=== Document segment ===

________________

Metal Roofing 101

Metal Roofing 101

If you keep up with architectural trends or are planning to build a structure of your own soon, you may have noticed that more and more homes and commercial buildings are being manufactured with metal roofs.

Why is metal roofing suddenly becoming so popular?

What are its advantages and disadvantages? Would a metal roof be a good option for your next project? What types and materials can you choose from?

In this 101 introductory guide to metal roofs, we will set out to provide answers to all of these questions.

Materials Used for Metal Roofs

Metal Roof Materials
© Metal Panels Inc

First, let’s talk about materials.

Many different types of metal may be used to construct a roof. Some of the most common choices include the following:

  • Steel: This, of course, is one of the sturdiest metals out there, and does a fantastic job resisting corrosion. You can build a roof out of corten, galvalume or galvanized steel. Steel can also be a cost-effective choice for those on a tight budget.

________________

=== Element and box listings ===
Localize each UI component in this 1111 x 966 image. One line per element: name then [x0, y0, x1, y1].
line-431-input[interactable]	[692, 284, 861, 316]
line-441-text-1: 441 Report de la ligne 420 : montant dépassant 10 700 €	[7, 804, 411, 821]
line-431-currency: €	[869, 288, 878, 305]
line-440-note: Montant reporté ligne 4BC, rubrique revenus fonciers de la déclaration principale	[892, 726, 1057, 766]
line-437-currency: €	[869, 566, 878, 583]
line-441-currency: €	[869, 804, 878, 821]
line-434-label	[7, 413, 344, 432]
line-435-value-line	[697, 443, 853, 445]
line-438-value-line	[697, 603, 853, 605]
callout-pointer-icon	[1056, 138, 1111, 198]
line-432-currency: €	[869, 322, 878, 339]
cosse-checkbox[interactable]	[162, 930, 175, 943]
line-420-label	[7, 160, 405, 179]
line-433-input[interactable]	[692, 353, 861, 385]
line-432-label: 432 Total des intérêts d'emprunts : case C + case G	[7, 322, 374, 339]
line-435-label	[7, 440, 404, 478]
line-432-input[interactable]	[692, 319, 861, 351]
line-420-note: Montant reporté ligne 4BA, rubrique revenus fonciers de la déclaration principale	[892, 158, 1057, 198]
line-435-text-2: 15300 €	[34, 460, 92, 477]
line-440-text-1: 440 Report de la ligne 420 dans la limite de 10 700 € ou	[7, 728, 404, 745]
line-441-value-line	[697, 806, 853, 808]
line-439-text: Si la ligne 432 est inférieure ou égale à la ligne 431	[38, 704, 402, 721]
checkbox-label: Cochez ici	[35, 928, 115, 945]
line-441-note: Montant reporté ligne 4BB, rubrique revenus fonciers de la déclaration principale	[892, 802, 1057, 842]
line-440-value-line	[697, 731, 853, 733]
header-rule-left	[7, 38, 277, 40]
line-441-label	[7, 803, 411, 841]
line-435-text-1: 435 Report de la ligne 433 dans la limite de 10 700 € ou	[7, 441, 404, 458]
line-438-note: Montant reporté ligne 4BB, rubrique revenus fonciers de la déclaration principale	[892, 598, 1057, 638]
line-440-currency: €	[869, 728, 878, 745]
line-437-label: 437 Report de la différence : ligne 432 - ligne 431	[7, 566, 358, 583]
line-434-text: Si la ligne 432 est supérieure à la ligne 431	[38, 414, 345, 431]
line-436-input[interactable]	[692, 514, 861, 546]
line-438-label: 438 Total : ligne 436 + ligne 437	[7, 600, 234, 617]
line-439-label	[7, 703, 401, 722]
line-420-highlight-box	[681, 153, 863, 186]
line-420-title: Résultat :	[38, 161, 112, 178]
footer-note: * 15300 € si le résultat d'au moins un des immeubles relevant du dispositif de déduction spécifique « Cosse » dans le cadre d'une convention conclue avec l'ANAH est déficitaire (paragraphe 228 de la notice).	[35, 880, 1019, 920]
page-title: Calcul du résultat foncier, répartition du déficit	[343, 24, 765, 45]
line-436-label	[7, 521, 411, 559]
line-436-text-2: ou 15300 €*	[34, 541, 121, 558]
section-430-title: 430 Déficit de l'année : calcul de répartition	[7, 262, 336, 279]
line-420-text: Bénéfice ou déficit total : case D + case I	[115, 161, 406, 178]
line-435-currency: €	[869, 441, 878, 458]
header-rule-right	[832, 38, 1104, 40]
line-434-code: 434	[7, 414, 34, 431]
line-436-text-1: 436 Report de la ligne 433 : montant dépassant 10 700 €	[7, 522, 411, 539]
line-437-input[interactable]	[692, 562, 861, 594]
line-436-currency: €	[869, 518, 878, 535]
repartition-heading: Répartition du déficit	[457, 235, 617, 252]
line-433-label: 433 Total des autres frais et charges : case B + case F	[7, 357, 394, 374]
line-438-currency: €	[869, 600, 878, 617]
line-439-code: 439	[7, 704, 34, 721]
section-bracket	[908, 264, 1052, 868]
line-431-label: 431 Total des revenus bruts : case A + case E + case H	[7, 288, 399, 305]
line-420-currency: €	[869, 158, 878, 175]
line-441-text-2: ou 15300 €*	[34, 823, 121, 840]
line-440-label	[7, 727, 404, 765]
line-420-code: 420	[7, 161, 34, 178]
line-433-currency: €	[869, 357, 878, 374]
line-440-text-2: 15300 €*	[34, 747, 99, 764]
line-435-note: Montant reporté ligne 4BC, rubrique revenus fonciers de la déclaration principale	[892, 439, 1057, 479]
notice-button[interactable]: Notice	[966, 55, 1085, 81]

________________

Can you echo the metal roofing guide word for word, beginning at the words that have "Many different types" and stopping after "a tight budget."? These entries were taken from a different source than the guide.

=== Response to the task ===
Many different types of metal may be used to construct a roof. Some of the most common choices include the following:

  • Steel: This, of course, is one of the sturdiest metals out there, and does a fantastic job resisting corrosion. You can build a roof out of corten, galvalume or galvanized steel. Steel can also be a cost-effective choice for those on a tight budget.